Work required:
Keep every line where the word "positive" appears; drop the rest.
#### Dataset rows ####
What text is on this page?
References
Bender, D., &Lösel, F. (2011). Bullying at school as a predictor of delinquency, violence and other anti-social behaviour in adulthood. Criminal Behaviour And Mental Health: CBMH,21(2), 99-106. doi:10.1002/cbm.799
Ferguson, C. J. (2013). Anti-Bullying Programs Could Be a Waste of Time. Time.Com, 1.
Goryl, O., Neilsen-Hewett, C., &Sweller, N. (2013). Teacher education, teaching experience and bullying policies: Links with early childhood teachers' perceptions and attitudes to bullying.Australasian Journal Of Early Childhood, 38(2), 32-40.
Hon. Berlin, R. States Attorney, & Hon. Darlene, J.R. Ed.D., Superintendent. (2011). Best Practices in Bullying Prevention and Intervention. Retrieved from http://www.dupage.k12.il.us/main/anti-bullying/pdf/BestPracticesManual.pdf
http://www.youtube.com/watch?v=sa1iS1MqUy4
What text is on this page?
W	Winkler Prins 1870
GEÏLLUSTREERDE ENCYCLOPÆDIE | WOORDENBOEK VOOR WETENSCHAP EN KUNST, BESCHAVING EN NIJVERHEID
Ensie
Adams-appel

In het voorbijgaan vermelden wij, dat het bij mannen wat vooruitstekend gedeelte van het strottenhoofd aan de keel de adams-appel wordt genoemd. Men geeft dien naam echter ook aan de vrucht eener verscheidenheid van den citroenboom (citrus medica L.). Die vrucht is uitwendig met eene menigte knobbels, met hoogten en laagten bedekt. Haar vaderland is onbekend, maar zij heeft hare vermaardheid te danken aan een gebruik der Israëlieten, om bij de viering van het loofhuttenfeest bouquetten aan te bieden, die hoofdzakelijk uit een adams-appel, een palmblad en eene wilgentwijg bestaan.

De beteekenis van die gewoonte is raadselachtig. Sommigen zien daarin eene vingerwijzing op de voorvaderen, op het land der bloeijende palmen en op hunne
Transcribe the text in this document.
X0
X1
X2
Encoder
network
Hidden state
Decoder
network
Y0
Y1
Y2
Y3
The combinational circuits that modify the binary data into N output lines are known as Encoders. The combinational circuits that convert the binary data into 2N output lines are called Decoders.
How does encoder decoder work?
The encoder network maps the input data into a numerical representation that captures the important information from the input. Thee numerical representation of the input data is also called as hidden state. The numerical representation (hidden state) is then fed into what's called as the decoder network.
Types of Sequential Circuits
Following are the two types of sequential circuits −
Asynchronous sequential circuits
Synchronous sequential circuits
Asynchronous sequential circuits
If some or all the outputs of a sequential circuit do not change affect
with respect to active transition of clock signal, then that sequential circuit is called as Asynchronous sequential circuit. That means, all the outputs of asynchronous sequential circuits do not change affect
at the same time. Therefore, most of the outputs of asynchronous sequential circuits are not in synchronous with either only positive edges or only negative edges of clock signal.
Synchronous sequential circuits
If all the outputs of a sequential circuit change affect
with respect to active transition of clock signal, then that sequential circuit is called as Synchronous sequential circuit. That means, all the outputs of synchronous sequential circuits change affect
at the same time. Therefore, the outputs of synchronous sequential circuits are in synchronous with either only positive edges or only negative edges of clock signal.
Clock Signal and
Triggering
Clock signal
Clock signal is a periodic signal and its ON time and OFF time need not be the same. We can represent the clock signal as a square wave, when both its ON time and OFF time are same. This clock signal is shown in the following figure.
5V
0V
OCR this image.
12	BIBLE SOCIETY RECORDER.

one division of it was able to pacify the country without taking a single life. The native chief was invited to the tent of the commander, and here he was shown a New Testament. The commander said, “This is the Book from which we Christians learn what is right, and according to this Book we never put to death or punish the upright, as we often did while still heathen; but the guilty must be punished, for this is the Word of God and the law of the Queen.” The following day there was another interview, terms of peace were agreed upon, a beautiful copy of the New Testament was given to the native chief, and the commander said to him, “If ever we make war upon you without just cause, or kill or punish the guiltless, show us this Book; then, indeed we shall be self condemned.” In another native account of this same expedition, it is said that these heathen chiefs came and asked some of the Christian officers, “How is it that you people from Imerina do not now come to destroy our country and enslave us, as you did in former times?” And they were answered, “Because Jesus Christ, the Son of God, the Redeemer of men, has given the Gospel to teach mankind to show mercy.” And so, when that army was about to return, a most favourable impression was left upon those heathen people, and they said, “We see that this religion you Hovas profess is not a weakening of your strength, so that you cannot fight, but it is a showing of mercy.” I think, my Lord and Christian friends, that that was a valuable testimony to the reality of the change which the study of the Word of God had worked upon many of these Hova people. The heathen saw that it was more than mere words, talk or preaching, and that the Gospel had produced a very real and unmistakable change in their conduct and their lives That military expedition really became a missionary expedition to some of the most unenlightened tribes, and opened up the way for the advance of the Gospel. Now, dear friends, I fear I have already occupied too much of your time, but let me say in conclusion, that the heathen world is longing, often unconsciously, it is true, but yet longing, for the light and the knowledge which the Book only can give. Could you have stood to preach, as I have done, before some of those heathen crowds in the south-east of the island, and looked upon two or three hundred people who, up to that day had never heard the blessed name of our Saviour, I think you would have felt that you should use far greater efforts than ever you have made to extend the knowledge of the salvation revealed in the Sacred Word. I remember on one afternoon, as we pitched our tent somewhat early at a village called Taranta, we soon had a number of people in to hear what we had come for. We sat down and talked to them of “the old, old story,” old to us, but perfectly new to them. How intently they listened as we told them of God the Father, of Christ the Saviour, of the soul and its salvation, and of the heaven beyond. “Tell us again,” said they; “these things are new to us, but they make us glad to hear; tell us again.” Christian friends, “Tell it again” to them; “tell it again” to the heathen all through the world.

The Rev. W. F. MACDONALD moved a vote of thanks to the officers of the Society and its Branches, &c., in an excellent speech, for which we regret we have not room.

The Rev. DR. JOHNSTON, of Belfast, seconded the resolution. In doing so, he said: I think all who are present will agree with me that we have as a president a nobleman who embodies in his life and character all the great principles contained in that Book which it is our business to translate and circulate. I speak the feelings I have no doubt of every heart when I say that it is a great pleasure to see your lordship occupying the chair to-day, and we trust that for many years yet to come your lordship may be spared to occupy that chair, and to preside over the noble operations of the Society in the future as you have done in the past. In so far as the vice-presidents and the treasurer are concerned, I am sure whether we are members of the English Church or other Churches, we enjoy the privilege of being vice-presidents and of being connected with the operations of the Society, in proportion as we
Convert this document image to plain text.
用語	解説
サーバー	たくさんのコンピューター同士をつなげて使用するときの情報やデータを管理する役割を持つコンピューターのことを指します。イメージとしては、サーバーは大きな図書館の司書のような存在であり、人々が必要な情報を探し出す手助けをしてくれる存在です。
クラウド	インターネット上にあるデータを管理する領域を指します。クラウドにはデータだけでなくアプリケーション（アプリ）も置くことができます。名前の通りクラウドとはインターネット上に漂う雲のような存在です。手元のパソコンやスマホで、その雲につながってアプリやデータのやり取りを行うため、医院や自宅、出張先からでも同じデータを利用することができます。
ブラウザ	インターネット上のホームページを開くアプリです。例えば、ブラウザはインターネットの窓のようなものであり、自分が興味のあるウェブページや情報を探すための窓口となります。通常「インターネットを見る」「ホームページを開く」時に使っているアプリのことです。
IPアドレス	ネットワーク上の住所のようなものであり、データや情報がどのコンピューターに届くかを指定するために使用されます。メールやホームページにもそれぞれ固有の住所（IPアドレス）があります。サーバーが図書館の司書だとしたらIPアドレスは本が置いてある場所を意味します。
####
The response:
at the same time. Therefore, most of the outputs of asynchronous sequential circuits are not in synchronous with either only positive edges or only negative edges of clock signal.
at the same time. Therefore, the outputs of synchronous sequential circuits are in synchronous with either only positive edges or only negative edges of clock signal.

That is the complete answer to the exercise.